» **TASK GOAL**
Write the entries out again exactly as they stand, but without the pictures.

+---+

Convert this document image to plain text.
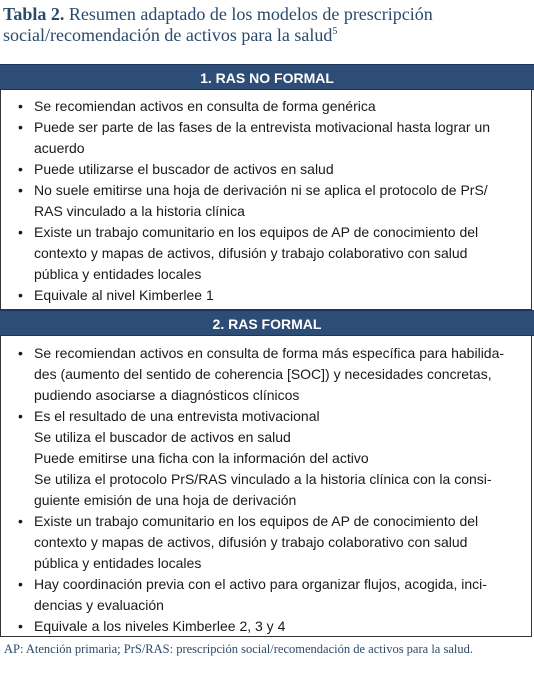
Tabla 2. Resumen adaptado de los modelos de prescripción social/recomendación de activos para la salud$^5$
1. RAS NO FORMAL
• Se recomiendan activos en consulta de forma genérica
• Puede ser parte de las fases de la entrevista motivacional hasta lograr un
acuerdo
• Puede utilizarse el buscador de activos en salud
• No suele emitirse una hoja de derivación ni se aplica el protocolo de PrS/
RAS vinculado a la historia clínica
• Existe un trabajo comunitario en los equipos de AP de conocimiento del
contexto y mapas de activos, difusión y trabajo colaborativo con salud
pública y entidades locales
• Equivale al nivel Kimberlee 1
2. RAS FORMAL
• Se recomiendan activos en consulta de forma más específica para habilida-
des (aumento del sentido de coherencia [SOC]) y necesidades concretas,
pudiendo asociarse a diagnósticos clínicos
• Es el resultado de una entrevista motivacional
Se utiliza el buscador de activos en salud
Puede emitirse una ficha con la información del activo
Se utiliza el protocolo PrS/RAS vinculado a la historia clínica con la consi-
guiente emisión de una hoja de derivación
• Existe un trabajo comunitario en los equipos de AP de conocimiento del
contexto y mapas de activos, difusión y trabajo colaborativo con salud
pública y entidades locales
• Hay coordinación previa con el activo para organizar flujos, acogida, inci-
dencias y evaluación
• Equivale a los niveles Kimberlee 2, 3 y 4
AP: Atención primaria; PrS/RAS: prescripción social/recomendación de activos para la salud.
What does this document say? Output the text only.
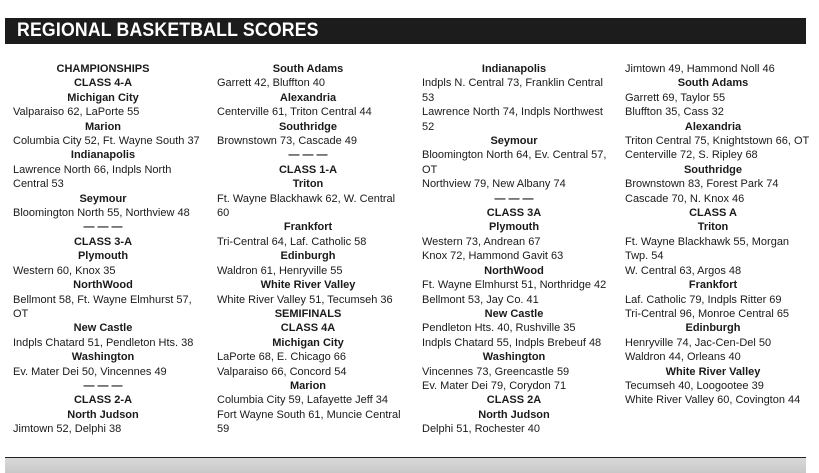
REGIONAL BASKETBALL SCORES
CHAMPIONSHIPS
CLASS 4-A
Michigan City
Valparaiso 62, LaPorte 55
Marion
Columbia City 52, Ft. Wayne South 37
Indianapolis
Lawrence North 66, Indpls North Central 53
Seymour
Bloomington North 55, Northview 48
— — —
CLASS 3-A
Plymouth
Western 60, Knox 35
NorthWood
Bellmont 58, Ft. Wayne Elmhurst 57, OT
New Castle
Indpls Chatard 51, Pendleton Hts. 38
Washington
Ev. Mater Dei 50, Vincennes 49
— — —
CLASS 2-A
North Judson
Jimtown 52, Delphi 38
South Adams
Garrett 42, Bluffton 40
Alexandria
Centerville 61, Triton Central 44
Southridge
Brownstown 73, Cascade 49
— — —
CLASS 1-A
Triton
Ft. Wayne Blackhawk 62, W. Central 60
Frankfort
Tri-Central 64, Laf. Catholic 58
Edinburgh
Waldron 61, Henryville 55
White River Valley
White River Valley 51, Tecumseh 36
SEMIFINALS
CLASS 4A
Michigan City
LaPorte 68, E. Chicago 66
Valparaiso 66, Concord 54
Marion
Columbia City 59, Lafayette Jeff 34
Fort Wayne South 61, Muncie Central 59
Indianapolis
Indpls N. Central 73, Franklin Central 53
Lawrence North 74, Indpls Northwest 52
Seymour
Bloomington North 64, Ev. Central 57, OT
Northview 79, New Albany 74
— — —
CLASS 3A
Plymouth
Western 73, Andrean 67
Knox 72, Hammond Gavit 63
NorthWood
Ft. Wayne Elmhurst 51, Northridge 42
Bellmont 53, Jay Co. 41
New Castle
Pendleton Hts. 40, Rushville 35
Indpls Chatard 55, Indpls Brebeuf 48
Washington
Vincennes 73, Greencastle 59
Ev. Mater Dei 79, Corydon 71
CLASS 2A
North Judson
Delphi 51, Rochester 40
Jimtown 49, Hammond Noll 46
South Adams
Garrett 69, Taylor 55
Bluffton 35, Cass 32
Alexandria
Triton Central 75, Knightstown 66, OT
Centerville 72, S. Ripley 68
Southridge
Brownstown 83, Forest Park 74
Cascade 70, N. Knox 46
CLASS A
Triton
Ft. Wayne Blackhawk 55, Morgan Twp. 54
W. Central 63, Argos 48
Frankfort
Laf. Catholic 79, Indpls Ritter 69
Tri-Central 96, Monroe Central 65
Edinburgh
Henryville 74, Jac-Cen-Del 50
Waldron 44, Orleans 40
White River Valley
Tecumseh 40, Loogootee 39
White River Valley 60, Covington 44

+---+

» **SOLUTION**
Convert this document image to plain text.
Tabla 2. Resumen adaptado de los modelos de prescripción social/recomendación de activos para la salud$^5$
1. RAS NO FORMAL
• Se recomiendan activos en consulta de forma genérica
• Puede ser parte de las fases de la entrevista motivacional hasta lograr un
acuerdo
• Puede utilizarse el buscador de activos en salud
• No suele emitirse una hoja de derivación ni se aplica el protocolo de PrS/
RAS vinculado a la historia clínica
• Existe un trabajo comunitario en los equipos de AP de conocimiento del
contexto y mapas de activos, difusión y trabajo colaborativo con salud
pública y entidades locales
• Equivale al nivel Kimberlee 1
2. RAS FORMAL
• Se recomiendan activos en consulta de forma más específica para habilida-
des (aumento del sentido de coherencia [SOC]) y necesidades concretas,
pudiendo asociarse a diagnósticos clínicos
• Es el resultado de una entrevista motivacional
Se utiliza el buscador de activos en salud
Puede emitirse una ficha con la información del activo
Se utiliza el protocolo PrS/RAS vinculado a la historia clínica con la consi-
guiente emisión de una hoja de derivación
• Existe un trabajo comunitario en los equipos de AP de conocimiento del
contexto y mapas de activos, difusión y trabajo colaborativo con salud
pública y entidades locales
• Hay coordinación previa con el activo para organizar flujos, acogida, inci-
dencias y evaluación
• Equivale a los niveles Kimberlee 2, 3 y 4
AP: Atención primaria; PrS/RAS: prescripción social/recomendación de activos para la salud.
What does this document say? Output the text only.
REGIONAL BASKETBALL SCORES
CHAMPIONSHIPS
CLASS 4-A
Michigan City
Valparaiso 62, LaPorte 55
Marion
Columbia City 52, Ft. Wayne South 37
Indianapolis
Lawrence North 66, Indpls North Central 53
Seymour
Bloomington North 55, Northview 48
— — —
CLASS 3-A
Plymouth
Western 60, Knox 35
NorthWood
Bellmont 58, Ft. Wayne Elmhurst 57, OT
New Castle
Indpls Chatard 51, Pendleton Hts. 38
Washington
Ev. Mater Dei 50, Vincennes 49
— — —
CLASS 2-A
North Judson
Jimtown 52, Delphi 38
South Adams
Garrett 42, Bluffton 40
Alexandria
Centerville 61, Triton Central 44
Southridge
Brownstown 73, Cascade 49
— — —
CLASS 1-A
Triton
Ft. Wayne Blackhawk 62, W. Central 60
Frankfort
Tri-Central 64, Laf. Catholic 58
Edinburgh
Waldron 61, Henryville 55
White River Valley
White River Valley 51, Tecumseh 36
SEMIFINALS
CLASS 4A
Michigan City
LaPorte 68, E. Chicago 66
Valparaiso 66, Concord 54
Marion
Columbia City 59, Lafayette Jeff 34
Fort Wayne South 61, Muncie Central 59
Indianapolis
Indpls N. Central 73, Franklin Central 53
Lawrence North 74, Indpls Northwest 52
Seymour
Bloomington North 64, Ev. Central 57, OT
Northview 79, New Albany 74
— — —
CLASS 3A
Plymouth
Western 73, Andrean 67
Knox 72, Hammond Gavit 63
NorthWood
Ft. Wayne Elmhurst 51, Northridge 42
Bellmont 53, Jay Co. 41
New Castle
Pendleton Hts. 40, Rushville 35
Indpls Chatard 55, Indpls Brebeuf 48
Washington
Vincennes 73, Greencastle 59
Ev. Mater Dei 79, Corydon 71
CLASS 2A
North Judson
Delphi 51, Rochester 40
Jimtown 49, Hammond Noll 46
South Adams
Garrett 69, Taylor 55
Bluffton 35, Cass 32
Alexandria
Triton Central 75, Knightstown 66, OT
Centerville 72, S. Ripley 68
Southridge
Brownstown 83, Forest Park 74
Cascade 70, N. Knox 46
CLASS A
Triton
Ft. Wayne Blackhawk 55, Morgan Twp. 54
W. Central 63, Argos 48
Frankfort
Laf. Catholic 79, Indpls Ritter 69
Tri-Central 96, Monroe Central 65
Edinburgh
Henryville 74, Jac-Cen-Del 50
Waldron 44, Orleans 40
White River Valley
Tecumseh 40, Loogootee 39
White River Valley 60, Covington 44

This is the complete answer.